STATED GOAL. Please render the entries as a JSON list of strings, one string per line, starting with the first line and going on through the line containing "value: — xyxy=(873,1220,891,1239)", with both of those lines included and any blank lines left out.

PROVIDED DATA.
==*==
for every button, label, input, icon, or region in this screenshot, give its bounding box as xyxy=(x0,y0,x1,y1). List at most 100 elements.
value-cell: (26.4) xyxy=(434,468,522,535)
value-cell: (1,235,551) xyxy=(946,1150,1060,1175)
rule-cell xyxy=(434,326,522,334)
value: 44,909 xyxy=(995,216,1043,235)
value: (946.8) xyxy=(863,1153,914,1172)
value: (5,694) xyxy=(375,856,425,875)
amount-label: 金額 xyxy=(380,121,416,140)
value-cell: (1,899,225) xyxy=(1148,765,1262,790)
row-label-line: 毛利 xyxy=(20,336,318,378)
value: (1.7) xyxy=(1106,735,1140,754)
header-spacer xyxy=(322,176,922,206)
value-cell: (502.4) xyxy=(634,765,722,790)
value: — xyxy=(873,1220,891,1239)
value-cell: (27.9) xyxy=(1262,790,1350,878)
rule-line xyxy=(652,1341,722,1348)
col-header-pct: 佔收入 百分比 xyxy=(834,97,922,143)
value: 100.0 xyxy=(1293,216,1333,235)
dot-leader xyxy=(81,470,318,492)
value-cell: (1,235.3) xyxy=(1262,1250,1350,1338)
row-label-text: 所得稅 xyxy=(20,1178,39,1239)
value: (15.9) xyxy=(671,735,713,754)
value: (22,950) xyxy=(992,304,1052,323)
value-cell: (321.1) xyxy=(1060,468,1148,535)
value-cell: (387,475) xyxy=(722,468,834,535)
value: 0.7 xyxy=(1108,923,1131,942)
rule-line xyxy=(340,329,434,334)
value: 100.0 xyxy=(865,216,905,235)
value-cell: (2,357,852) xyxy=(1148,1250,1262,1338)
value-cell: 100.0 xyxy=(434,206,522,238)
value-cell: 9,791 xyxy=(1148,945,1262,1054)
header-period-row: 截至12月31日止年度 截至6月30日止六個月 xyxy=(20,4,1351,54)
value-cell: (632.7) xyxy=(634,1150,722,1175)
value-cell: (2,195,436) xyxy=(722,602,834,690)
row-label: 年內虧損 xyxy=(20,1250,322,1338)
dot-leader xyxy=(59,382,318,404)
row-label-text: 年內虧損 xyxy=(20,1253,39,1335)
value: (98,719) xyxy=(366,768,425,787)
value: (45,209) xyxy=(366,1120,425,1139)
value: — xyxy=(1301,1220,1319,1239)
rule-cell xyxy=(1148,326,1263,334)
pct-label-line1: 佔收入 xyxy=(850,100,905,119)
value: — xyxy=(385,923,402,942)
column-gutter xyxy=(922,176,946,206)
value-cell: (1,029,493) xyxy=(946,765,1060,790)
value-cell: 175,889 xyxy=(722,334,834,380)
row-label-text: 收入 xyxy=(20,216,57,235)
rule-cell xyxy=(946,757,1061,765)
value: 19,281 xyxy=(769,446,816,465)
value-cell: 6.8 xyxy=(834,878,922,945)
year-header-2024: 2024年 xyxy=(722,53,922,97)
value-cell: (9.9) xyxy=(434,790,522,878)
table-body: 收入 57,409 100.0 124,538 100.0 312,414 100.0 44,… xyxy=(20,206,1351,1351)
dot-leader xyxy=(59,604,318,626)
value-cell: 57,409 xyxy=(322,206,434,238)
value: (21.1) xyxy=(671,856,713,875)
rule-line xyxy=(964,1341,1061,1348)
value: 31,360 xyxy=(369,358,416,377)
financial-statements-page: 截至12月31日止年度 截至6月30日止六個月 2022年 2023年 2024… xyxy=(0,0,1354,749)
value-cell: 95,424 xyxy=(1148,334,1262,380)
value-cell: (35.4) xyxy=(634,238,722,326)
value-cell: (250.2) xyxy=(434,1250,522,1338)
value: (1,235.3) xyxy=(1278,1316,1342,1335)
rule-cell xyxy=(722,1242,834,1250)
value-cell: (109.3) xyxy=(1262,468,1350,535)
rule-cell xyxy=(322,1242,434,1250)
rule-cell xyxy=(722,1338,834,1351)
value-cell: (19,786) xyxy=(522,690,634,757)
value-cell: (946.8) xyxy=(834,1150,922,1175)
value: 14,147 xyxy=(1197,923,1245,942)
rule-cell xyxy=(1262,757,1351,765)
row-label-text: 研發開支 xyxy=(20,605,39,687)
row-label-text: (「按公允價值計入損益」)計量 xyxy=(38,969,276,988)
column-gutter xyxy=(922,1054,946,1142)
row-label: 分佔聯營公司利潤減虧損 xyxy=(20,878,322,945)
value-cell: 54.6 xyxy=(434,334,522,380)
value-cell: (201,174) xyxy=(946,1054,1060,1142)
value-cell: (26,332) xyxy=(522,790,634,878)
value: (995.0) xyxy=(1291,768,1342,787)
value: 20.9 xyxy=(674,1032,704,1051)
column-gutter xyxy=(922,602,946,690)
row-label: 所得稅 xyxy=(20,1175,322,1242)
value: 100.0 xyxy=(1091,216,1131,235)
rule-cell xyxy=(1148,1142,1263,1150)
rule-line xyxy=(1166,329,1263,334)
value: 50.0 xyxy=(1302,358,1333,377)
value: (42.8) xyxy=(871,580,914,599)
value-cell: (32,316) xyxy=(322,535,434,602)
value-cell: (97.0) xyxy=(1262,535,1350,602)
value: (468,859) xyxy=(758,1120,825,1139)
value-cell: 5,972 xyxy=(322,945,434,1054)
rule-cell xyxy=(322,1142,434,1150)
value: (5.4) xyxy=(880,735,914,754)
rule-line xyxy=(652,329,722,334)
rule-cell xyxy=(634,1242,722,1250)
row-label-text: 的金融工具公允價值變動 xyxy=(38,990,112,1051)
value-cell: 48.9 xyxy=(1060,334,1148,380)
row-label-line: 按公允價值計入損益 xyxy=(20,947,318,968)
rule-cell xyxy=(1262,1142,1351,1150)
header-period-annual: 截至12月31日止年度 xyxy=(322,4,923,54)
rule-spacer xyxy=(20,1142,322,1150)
==*==
SOLUTION FOR THIS PROBLEM.
[
  "for every button, label, input, icon, or region in this screenshot, give its bounding box as xyxy=(x0,y0,x1,y1). List at most 100 elements.",
  "value-cell: (26.4) xyxy=(434,468,522,535)",
  "value-cell: (1,235,551) xyxy=(946,1150,1060,1175)",
  "rule-cell xyxy=(434,326,522,334)",
  "value: 44,909 xyxy=(995,216,1043,235)",
  "value: (946.8) xyxy=(863,1153,914,1172)",
  "value: (5,694) xyxy=(375,856,425,875)",
  "amount-label: 金額 xyxy=(380,121,416,140)",
  "value-cell: (1,899,225) xyxy=(1148,765,1262,790)",
  "row-label-line: 毛利 xyxy=(20,336,318,378)",
  "value: (1.7) xyxy=(1106,735,1140,754)",
  "header-spacer xyxy=(322,176,922,206)",
  "value-cell: (502.4) xyxy=(634,765,722,790)",
  "value: — xyxy=(873,1220,891,1239)"
]